DIRECTION :: Transcribe every line exactly. Leave the pictures behind.

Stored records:
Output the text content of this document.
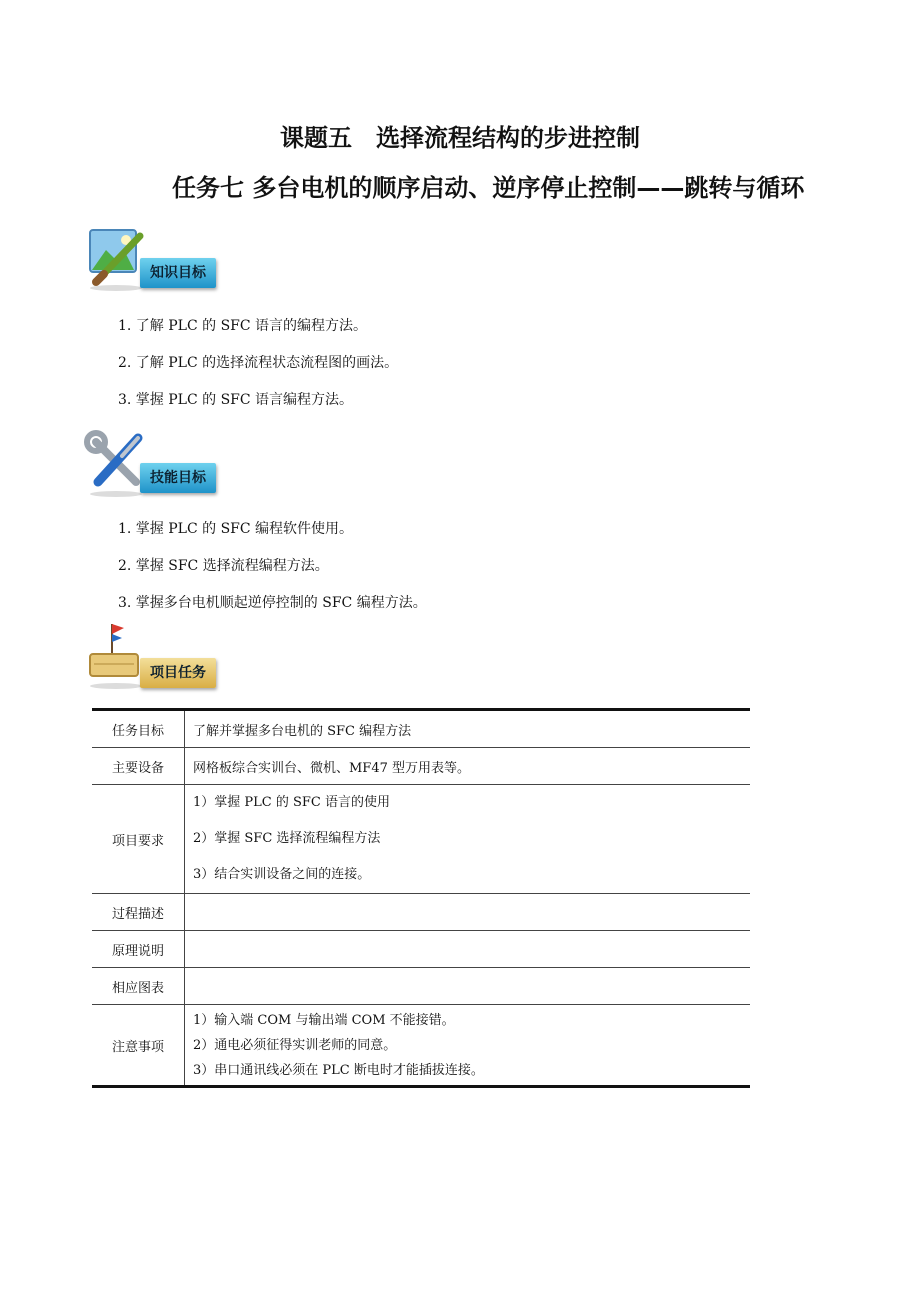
课题五　选择流程结构的步进控制
任务七 多台电机的顺序启动、逆序停止控制——跳转与循环
知识目标
1. 了解 PLC 的 SFC 语言的编程方法。
2. 了解 PLC 的选择流程状态流程图的画法。
3. 掌握 PLC 的 SFC 语言编程方法。
技能目标
1. 掌握 PLC 的 SFC 编程软件使用。
2. 掌握 SFC 选择流程编程方法。
3. 掌握多台电机顺起逆停控制的 SFC 编程方法。
项目任务
任务目标	了解并掌握多台电机的 SFC 编程方法
主要设备	网格板综合实训台、微机、MF47 型万用表等。
项目要求	1）掌握 PLC 的 SFC 语言的使用
2）掌握 SFC 选择流程编程方法
3）结合实训设备之间的连接。

过程描述	
原理说明	
相应图表	
注意事项	1）输入端 COM 与输出端 COM 不能接错。
2）通电必须征得实训老师的同意。
3）串口通讯线必须在 PLC 断电时才能插拔连接。
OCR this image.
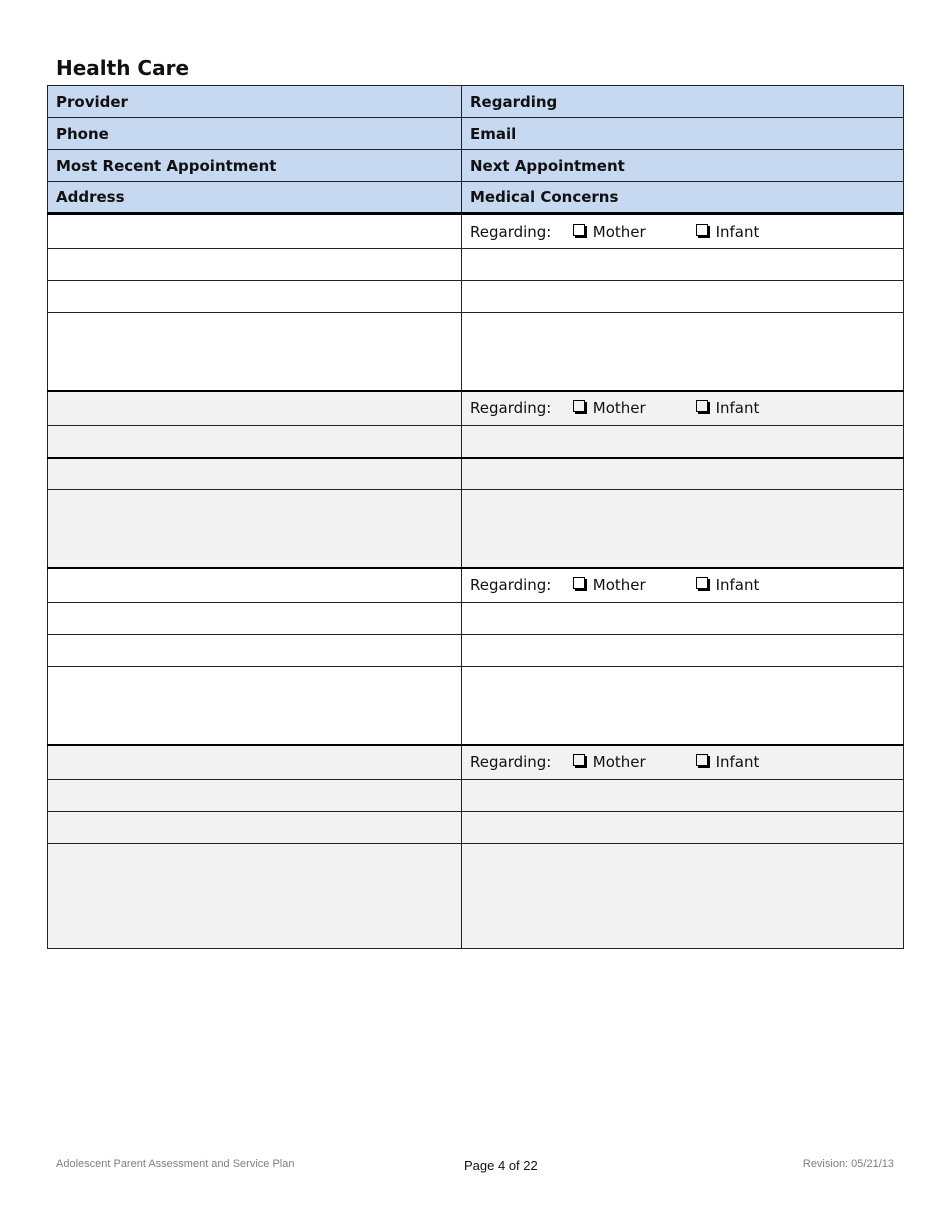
Health Care
Provider	Regarding
Phone	Email
Most Recent Appointment	Next Appointment
Address	Medical Concerns
	Regarding: Mother Infant

	Regarding: Mother Infant

	Regarding: Mother Infant

	Regarding: Mother Infant

Adolescent Parent Assessment and Service Plan	Page 4 of 22	Revision: 05/21/13
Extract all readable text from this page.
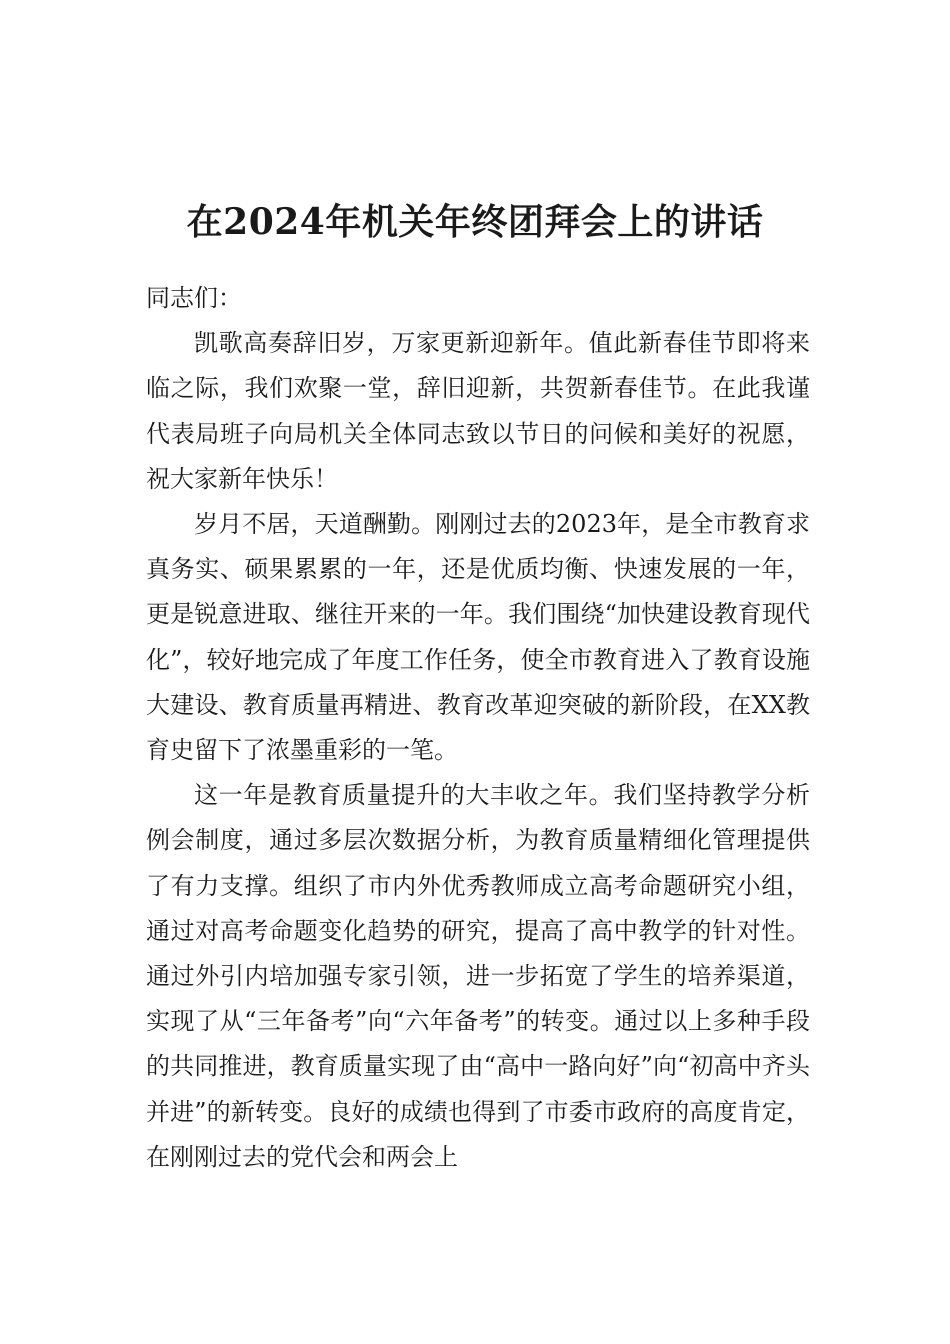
在2024年机关年终团拜会上的讲话

同志们：

凯歌高奏辞旧岁，万家更新迎新年。值此新春佳节即将来临之际，我们欢聚一堂，辞旧迎新，共贺新春佳节。在此我谨代表局班子向局机关全体同志致以节日的问候和美好的祝愿，祝大家新年快乐！

岁月不居，天道酬勤。刚刚过去的2023年，是全市教育求真务实、硕果累累的一年，还是优质均衡、快速发展的一年，更是锐意进取、继往开来的一年。我们围绕“加快建设教育现代化”，较好地完成了年度工作任务，使全市教育进入了教育设施大建设、教育质量再精进、教育改革迎突破的新阶段，在XX教育史留下了浓墨重彩的一笔。

这一年是教育质量提升的大丰收之年。我们坚持教学分析例会制度，通过多层次数据分析，为教育质量精细化管理提供了有力支撑。组织了市内外优秀教师成立高考命题研究小组，通过对高考命题变化趋势的研究，提高了高中教学的针对性。通过外引内培加强专家引领，进一步拓宽了学生的培养渠道，实现了从“三年备考”向“六年备考”的转变。通过以上多种手段的共同推进，教育质量实现了由“高中一路向好”向“初高中齐头并进”的新转变。良好的成绩也得到了市委市政府的高度肯定，在刚刚过去的党代会和两会上
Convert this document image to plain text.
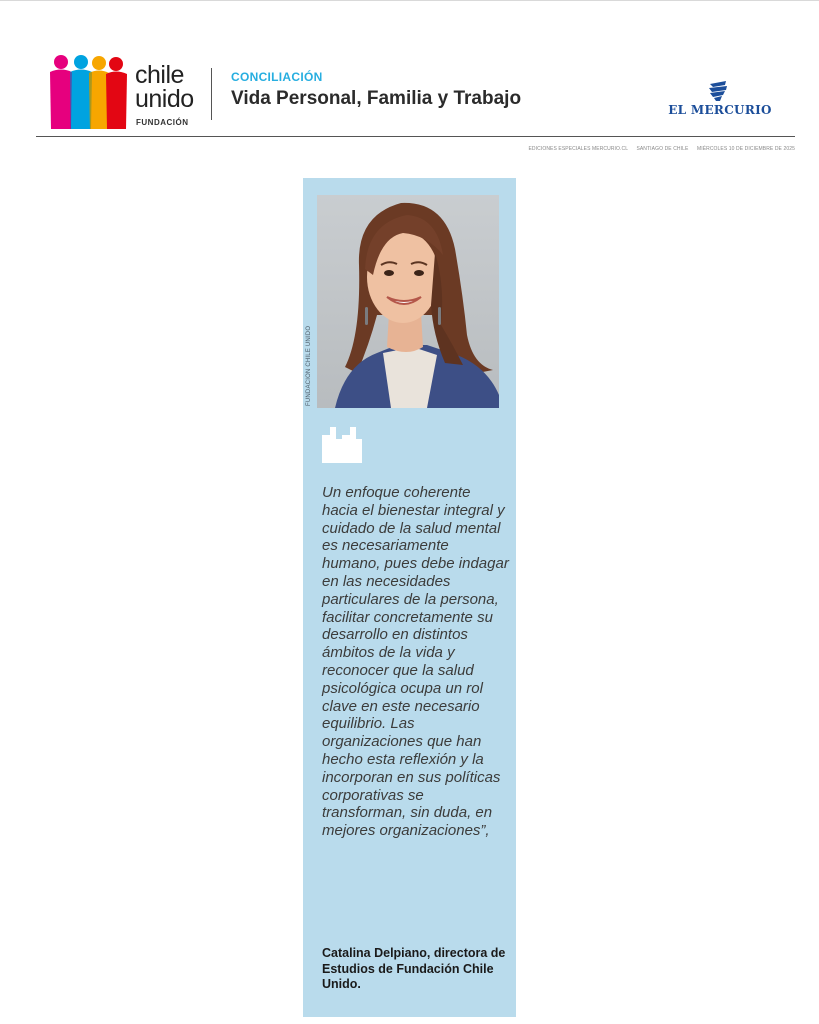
chile
unido
FUNDACIÓN
CONCILIACIÓN
Vida Personal, Familia y Trabajo
EL MERCURIO
EDICIONES ESPECIALES MERCURIO.CL SANTIAGO DE CHILE MIÉRCOLES 10 DE DICIEMBRE DE 2025
FUNDACIÓN CHILE UNIDO

Un enfoque coherente hacia el bienestar integral y cuidado de la salud mental es necesariamente humano, pues debe indagar en las necesidades particulares de la persona, facilitar concretamente su desarrollo en distintos ámbitos de la vida y reconocer que la salud psicológica ocupa un rol clave en este necesario equilibrio. Las organizaciones que han hecho esta reflexión y la incorporan en sus políticas corporativas se transforman, sin duda, en mejores organizaciones”,

Catalina Delpiano, directora de Estudios de Fundación Chile Unido.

RESPONSE ::
Output the text content of this document.
课题五　选择流程结构的步进控制
任务七 多台电机的顺序启动、逆序停止控制——跳转与循环
知识目标
1. 了解 PLC 的 SFC 语言的编程方法。
2. 了解 PLC 的选择流程状态流程图的画法。
3. 掌握 PLC 的 SFC 语言编程方法。
技能目标
1. 掌握 PLC 的 SFC 编程软件使用。
2. 掌握 SFC 选择流程编程方法。
3. 掌握多台电机顺起逆停控制的 SFC 编程方法。
项目任务
任务目标	了解并掌握多台电机的 SFC 编程方法
主要设备	网格板综合实训台、微机、MF47 型万用表等。
项目要求	1）掌握 PLC 的 SFC 语言的使用
2）掌握 SFC 选择流程编程方法
3）结合实训设备之间的连接。

过程描述	
原理说明	
相应图表	
注意事项	1）输入端 COM 与输出端 COM 不能接错。
2）通电必须征得实训老师的同意。
3）串口通讯线必须在 PLC 断电时才能插拔连接。
OCR this image.
Health Care
Provider	Regarding
Phone	Email
Most Recent Appointment	Next Appointment
Address	Medical Concerns
	Regarding: Mother Infant

	Regarding: Mother Infant

	Regarding: Mother Infant

	Regarding: Mother Infant

Adolescent Parent Assessment and Service Plan	Page 4 of 22	Revision: 05/21/13
Extract all readable text from this page.
在2024年机关年终团拜会上的讲话

同志们：

凯歌高奏辞旧岁，万家更新迎新年。值此新春佳节即将来临之际，我们欢聚一堂，辞旧迎新，共贺新春佳节。在此我谨代表局班子向局机关全体同志致以节日的问候和美好的祝愿，祝大家新年快乐！

岁月不居，天道酬勤。刚刚过去的2023年，是全市教育求真务实、硕果累累的一年，还是优质均衡、快速发展的一年，更是锐意进取、继往开来的一年。我们围绕“加快建设教育现代化”，较好地完成了年度工作任务，使全市教育进入了教育设施大建设、教育质量再精进、教育改革迎突破的新阶段，在XX教育史留下了浓墨重彩的一笔。

这一年是教育质量提升的大丰收之年。我们坚持教学分析例会制度，通过多层次数据分析，为教育质量精细化管理提供了有力支撑。组织了市内外优秀教师成立高考命题研究小组，通过对高考命题变化趋势的研究，提高了高中教学的针对性。通过外引内培加强专家引领，进一步拓宽了学生的培养渠道，实现了从“三年备考”向“六年备考”的转变。通过以上多种手段的共同推进，教育质量实现了由“高中一路向好”向“初高中齐头并进”的新转变。良好的成绩也得到了市委市政府的高度肯定，在刚刚过去的党代会和两会上
Convert this document image to plain text.
chile
unido
FUNDACIÓN
CONCILIACIÓN
Vida Personal, Familia y Trabajo
EL MERCURIO
EDICIONES ESPECIALES MERCURIO.CL SANTIAGO DE CHILE MIÉRCOLES 10 DE DICIEMBRE DE 2025
FUNDACIÓN CHILE UNIDO

Un enfoque coherente hacia el bienestar integral y cuidado de la salud mental es necesariamente humano, pues debe indagar en las necesidades particulares de la persona, facilitar concretamente su desarrollo en distintos ámbitos de la vida y reconocer que la salud psicológica ocupa un rol clave en este necesario equilibrio. Las organizaciones que han hecho esta reflexión y la incorporan en sus políticas corporativas se transforman, sin duda, en mejores organizaciones”,

Catalina Delpiano, directora de Estudios de Fundación Chile Unido.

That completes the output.